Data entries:
──────────
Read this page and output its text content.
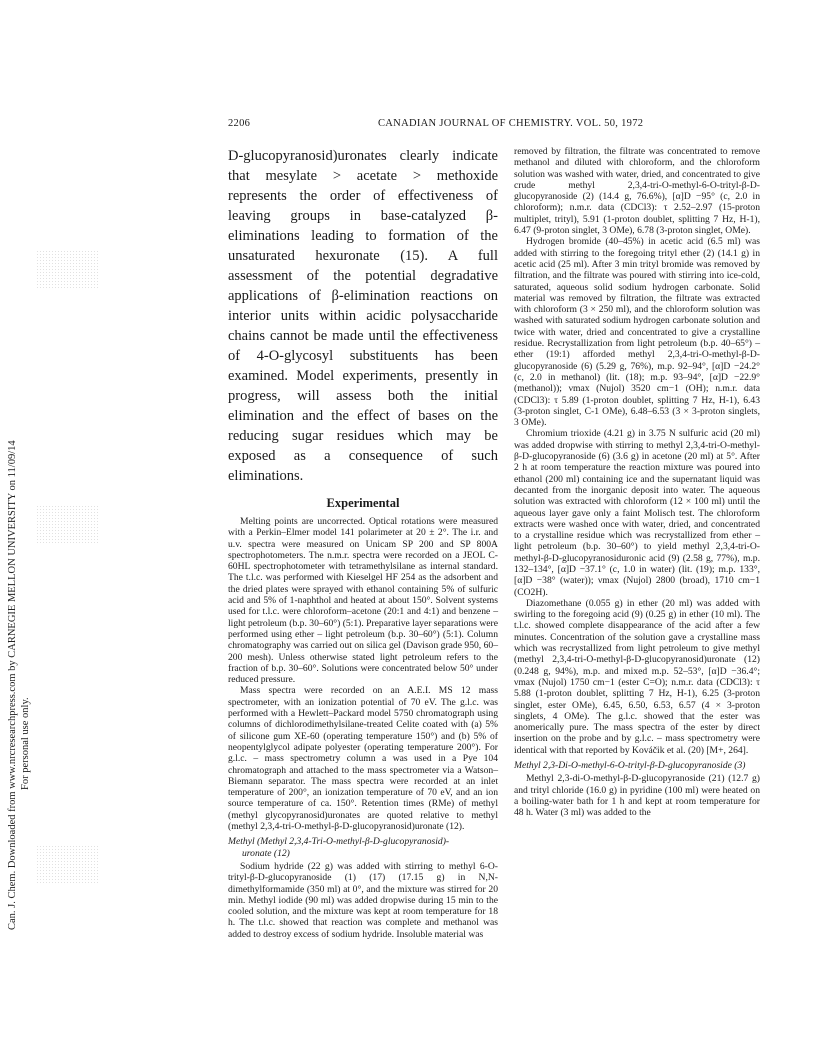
2206	CANADIAN JOURNAL OF CHEMISTRY. VOL. 50, 1972
Can. J. Chem. Downloaded from www.nrcresearchpress.com by CARNEGIE MELLON UNIVERSITY on 11/09/14 For personal use only.

D-glucopyranosid)uronates clearly indicate that mesylate > acetate > methoxide represents the order of effectiveness of leaving groups in base-catalyzed β-eliminations leading to formation of the unsaturated hexuronate (15). A full assessment of the potential degradative applications of β-elimination reactions on interior units within acidic polysaccharide chains cannot be made until the effectiveness of 4-O-glycosyl substituents has been examined. Model experiments, presently in progress, will assess both the initial elimination and the effect of bases on the reducing sugar residues which may be exposed as a consequence of such eliminations.

Experimental

Melting points are uncorrected. Optical rotations were measured with a Perkin–Elmer model 141 polarimeter at 20 ± 2°. The i.r. and u.v. spectra were measured on Unicam SP 200 and SP 800A spectrophotometers. The n.m.r. spectra were recorded on a JEOL C-60HL spectrophotometer with tetramethylsilane as internal standard. The t.l.c. was performed with Kieselgel HF 254 as the adsorbent and the dried plates were sprayed with ethanol containing 5% of sulfuric acid and 5% of 1-naphthol and heated at about 150°. Solvent systems used for t.l.c. were chloroform–acetone (20:1 and 4:1) and benzene – light petroleum (b.p. 30–60°) (5:1). Preparative layer separations were performed using ether – light petroleum (b.p. 30–60°) (5:1). Column chromatography was carried out on silica gel (Davison grade 950, 60–200 mesh). Unless otherwise stated light petroleum refers to the fraction of b.p. 30–60°. Solutions were concentrated below 50° under reduced pressure.

Mass spectra were recorded on an A.E.I. MS 12 mass spectrometer, with an ionization potential of 70 eV. The g.l.c. was performed with a Hewlett–Packard model 5750 chromatograph using columns of dichlorodimethylsilane-treated Celite coated with (a) 5% of silicone gum XE-60 (operating temperature 150°) and (b) 5% of neopentylglycol adipate polyester (operating temperature 200°). For g.l.c. – mass spectrometry column a was used in a Pye 104 chromatograph and attached to the mass spectrometer via a Watson–Biemann separator. The mass spectra were recorded at an inlet temperature of 200°, an ionization temperature of 70 eV, and an ion source temperature of ca. 150°. Retention times (RMe) of methyl (methyl glycopyranosid)uronates are quoted relative to methyl (methyl 2,3,4-tri-O-methyl-β-D-glucopyranosid)uronate (12).

Methyl (Methyl 2,3,4-Tri-O-methyl-β-D-glucopyranosid)-
uronate (12)

Sodium hydride (22 g) was added with stirring to methyl 6-O-trityl-β-D-glucopyranoside (1) (17) (17.15 g) in N,N-dimethylformamide (350 ml) at 0°, and the mixture was stirred for 20 min. Methyl iodide (90 ml) was added dropwise during 15 min to the cooled solution, and the mixture was kept at room temperature for 18 h. The t.l.c. showed that reaction was complete and methanol was added to destroy excess of sodium hydride. Insoluble material was

removed by filtration, the filtrate was concentrated to remove methanol and diluted with chloroform, and the chloroform solution was washed with water, dried, and concentrated to give crude methyl 2,3,4-tri-O-methyl-6-O-trityl-β-D-glucopyranoside (2) (14.4 g, 76.6%), [α]D −95° (c, 2.0 in chloroform); n.m.r. data (CDCl3): τ 2.52–2.97 (15-proton multiplet, trityl), 5.91 (1-proton doublet, splitting 7 Hz, H-1), 6.47 (9-proton singlet, 3 OMe), 6.78 (3-proton singlet, OMe).

Hydrogen bromide (40–45%) in acetic acid (6.5 ml) was added with stirring to the foregoing trityl ether (2) (14.1 g) in acetic acid (25 ml). After 3 min trityl bromide was removed by filtration, and the filtrate was poured with stirring into ice-cold, saturated, aqueous solid sodium hydrogen carbonate. Solid material was removed by filtration, the filtrate was extracted with chloroform (3 × 250 ml), and the chloroform solution was washed with saturated sodium hydrogen carbonate solution and twice with water, dried and concentrated to give a crystalline residue. Recrystallization from light petroleum (b.p. 40–65°) – ether (19:1) afforded methyl 2,3,4-tri-O-methyl-β-D-glucopyranoside (6) (5.29 g, 76%), m.p. 92–94°, [α]D −24.2° (c, 2.0 in methanol) (lit. (18); m.p. 93–94°, [α]D −22.9° (methanol)); νmax (Nujol) 3520 cm−1 (OH); n.m.r. data (CDCl3): τ 5.89 (1-proton doublet, splitting 7 Hz, H-1), 6.43 (3-proton singlet, C-1 OMe), 6.48–6.53 (3 × 3-proton singlets, 3 OMe).

Chromium trioxide (4.21 g) in 3.75 N sulfuric acid (20 ml) was added dropwise with stirring to methyl 2,3,4-tri-O-methyl-β-D-glucopyranoside (6) (3.6 g) in acetone (20 ml) at 5°. After 2 h at room temperature the reaction mixture was poured into ethanol (200 ml) containing ice and the supernatant liquid was decanted from the inorganic deposit into water. The aqueous solution was extracted with chloroform (12 × 100 ml) until the aqueous layer gave only a faint Molisch test. The chloroform extracts were washed once with water, dried, and concentrated to a crystalline residue which was recrystallized from ether – light petroleum (b.p. 30–60°) to yield methyl 2,3,4-tri-O-methyl-β-D-glucopyranosiduronic acid (9) (2.58 g, 77%), m.p. 132–134°, [α]D −37.1° (c, 1.0 in water) (lit. (19); m.p. 133°, [α]D −38° (water)); νmax (Nujol) 2800 (broad), 1710 cm−1 (CO2H).

Diazomethane (0.055 g) in ether (20 ml) was added with swirling to the foregoing acid (9) (0.25 g) in ether (10 ml). The t.l.c. showed complete disappearance of the acid after a few minutes. Concentration of the solution gave a crystalline mass which was recrystallized from light petroleum to give methyl (methyl 2,3,4-tri-O-methyl-β-D-glucopyranosid)uronate (12) (0.248 g, 94%), m.p. and mixed m.p. 52–53°, [α]D −36.4°; νmax (Nujol) 1750 cm−1 (ester C=O); n.m.r. data (CDCl3): τ 5.88 (1-proton doublet, splitting 7 Hz, H-1), 6.25 (3-proton singlet, ester OMe), 6.45, 6.50, 6.53, 6.57 (4 × 3-proton singlets, 4 OMe). The g.l.c. showed that the ester was anomerically pure. The mass spectra of the ester by direct insertion on the probe and by g.l.c. – mass spectrometry were identical with that reported by Kováčik et al. (20) [M+, 264].

Methyl 2,3-Di-O-methyl-6-O-trityl-β-D-glucopyranoside (3)

Methyl 2,3-di-O-methyl-β-D-glucopyranoside (21) (12.7 g) and trityl chloride (16.0 g) in pyridine (100 ml) were heated on a boiling-water bath for 1 h and kept at room temperature for 48 h. Water (3 ml) was added to the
──────────
■ Your objective: From the listing above, print every entry precisely and drop the pictures.

■ Exercise response:
Read this page and output its text content.
2206	CANADIAN JOURNAL OF CHEMISTRY. VOL. 50, 1972
Can. J. Chem. Downloaded from www.nrcresearchpress.com by CARNEGIE MELLON UNIVERSITY on 11/09/14 For personal use only.

D-glucopyranosid)uronates clearly indicate that mesylate > acetate > methoxide represents the order of effectiveness of leaving groups in base-catalyzed β-eliminations leading to formation of the unsaturated hexuronate (15). A full assessment of the potential degradative applications of β-elimination reactions on interior units within acidic polysaccharide chains cannot be made until the effectiveness of 4-O-glycosyl substituents has been examined. Model experiments, presently in progress, will assess both the initial elimination and the effect of bases on the reducing sugar residues which may be exposed as a consequence of such eliminations.

Experimental

Melting points are uncorrected. Optical rotations were measured with a Perkin–Elmer model 141 polarimeter at 20 ± 2°. The i.r. and u.v. spectra were measured on Unicam SP 200 and SP 800A spectrophotometers. The n.m.r. spectra were recorded on a JEOL C-60HL spectrophotometer with tetramethylsilane as internal standard. The t.l.c. was performed with Kieselgel HF 254 as the adsorbent and the dried plates were sprayed with ethanol containing 5% of sulfuric acid and 5% of 1-naphthol and heated at about 150°. Solvent systems used for t.l.c. were chloroform–acetone (20:1 and 4:1) and benzene – light petroleum (b.p. 30–60°) (5:1). Preparative layer separations were performed using ether – light petroleum (b.p. 30–60°) (5:1). Column chromatography was carried out on silica gel (Davison grade 950, 60–200 mesh). Unless otherwise stated light petroleum refers to the fraction of b.p. 30–60°. Solutions were concentrated below 50° under reduced pressure.

Mass spectra were recorded on an A.E.I. MS 12 mass spectrometer, with an ionization potential of 70 eV. The g.l.c. was performed with a Hewlett–Packard model 5750 chromatograph using columns of dichlorodimethylsilane-treated Celite coated with (a) 5% of silicone gum XE-60 (operating temperature 150°) and (b) 5% of neopentylglycol adipate polyester (operating temperature 200°). For g.l.c. – mass spectrometry column a was used in a Pye 104 chromatograph and attached to the mass spectrometer via a Watson–Biemann separator. The mass spectra were recorded at an inlet temperature of 200°, an ionization temperature of 70 eV, and an ion source temperature of ca. 150°. Retention times (RMe) of methyl (methyl glycopyranosid)uronates are quoted relative to methyl (methyl 2,3,4-tri-O-methyl-β-D-glucopyranosid)uronate (12).

Methyl (Methyl 2,3,4-Tri-O-methyl-β-D-glucopyranosid)-
uronate (12)

Sodium hydride (22 g) was added with stirring to methyl 6-O-trityl-β-D-glucopyranoside (1) (17) (17.15 g) in N,N-dimethylformamide (350 ml) at 0°, and the mixture was stirred for 20 min. Methyl iodide (90 ml) was added dropwise during 15 min to the cooled solution, and the mixture was kept at room temperature for 18 h. The t.l.c. showed that reaction was complete and methanol was added to destroy excess of sodium hydride. Insoluble material was

removed by filtration, the filtrate was concentrated to remove methanol and diluted with chloroform, and the chloroform solution was washed with water, dried, and concentrated to give crude methyl 2,3,4-tri-O-methyl-6-O-trityl-β-D-glucopyranoside (2) (14.4 g, 76.6%), [α]D −95° (c, 2.0 in chloroform); n.m.r. data (CDCl3): τ 2.52–2.97 (15-proton multiplet, trityl), 5.91 (1-proton doublet, splitting 7 Hz, H-1), 6.47 (9-proton singlet, 3 OMe), 6.78 (3-proton singlet, OMe).

Hydrogen bromide (40–45%) in acetic acid (6.5 ml) was added with stirring to the foregoing trityl ether (2) (14.1 g) in acetic acid (25 ml). After 3 min trityl bromide was removed by filtration, and the filtrate was poured with stirring into ice-cold, saturated, aqueous solid sodium hydrogen carbonate. Solid material was removed by filtration, the filtrate was extracted with chloroform (3 × 250 ml), and the chloroform solution was washed with saturated sodium hydrogen carbonate solution and twice with water, dried and concentrated to give a crystalline residue. Recrystallization from light petroleum (b.p. 40–65°) – ether (19:1) afforded methyl 2,3,4-tri-O-methyl-β-D-glucopyranoside (6) (5.29 g, 76%), m.p. 92–94°, [α]D −24.2° (c, 2.0 in methanol) (lit. (18); m.p. 93–94°, [α]D −22.9° (methanol)); νmax (Nujol) 3520 cm−1 (OH); n.m.r. data (CDCl3): τ 5.89 (1-proton doublet, splitting 7 Hz, H-1), 6.43 (3-proton singlet, C-1 OMe), 6.48–6.53 (3 × 3-proton singlets, 3 OMe).

Chromium trioxide (4.21 g) in 3.75 N sulfuric acid (20 ml) was added dropwise with stirring to methyl 2,3,4-tri-O-methyl-β-D-glucopyranoside (6) (3.6 g) in acetone (20 ml) at 5°. After 2 h at room temperature the reaction mixture was poured into ethanol (200 ml) containing ice and the supernatant liquid was decanted from the inorganic deposit into water. The aqueous solution was extracted with chloroform (12 × 100 ml) until the aqueous layer gave only a faint Molisch test. The chloroform extracts were washed once with water, dried, and concentrated to a crystalline residue which was recrystallized from ether – light petroleum (b.p. 30–60°) to yield methyl 2,3,4-tri-O-methyl-β-D-glucopyranosiduronic acid (9) (2.58 g, 77%), m.p. 132–134°, [α]D −37.1° (c, 1.0 in water) (lit. (19); m.p. 133°, [α]D −38° (water)); νmax (Nujol) 2800 (broad), 1710 cm−1 (CO2H).

Diazomethane (0.055 g) in ether (20 ml) was added with swirling to the foregoing acid (9) (0.25 g) in ether (10 ml). The t.l.c. showed complete disappearance of the acid after a few minutes. Concentration of the solution gave a crystalline mass which was recrystallized from light petroleum to give methyl (methyl 2,3,4-tri-O-methyl-β-D-glucopyranosid)uronate (12) (0.248 g, 94%), m.p. and mixed m.p. 52–53°, [α]D −36.4°; νmax (Nujol) 1750 cm−1 (ester C=O); n.m.r. data (CDCl3): τ 5.88 (1-proton doublet, splitting 7 Hz, H-1), 6.25 (3-proton singlet, ester OMe), 6.45, 6.50, 6.53, 6.57 (4 × 3-proton singlets, 4 OMe). The g.l.c. showed that the ester was anomerically pure. The mass spectra of the ester by direct insertion on the probe and by g.l.c. – mass spectrometry were identical with that reported by Kováčik et al. (20) [M+, 264].

Methyl 2,3-Di-O-methyl-6-O-trityl-β-D-glucopyranoside (3)

Methyl 2,3-di-O-methyl-β-D-glucopyranoside (21) (12.7 g) and trityl chloride (16.0 g) in pyridine (100 ml) were heated on a boiling-water bath for 1 h and kept at room temperature for 48 h. Water (3 ml) was added to the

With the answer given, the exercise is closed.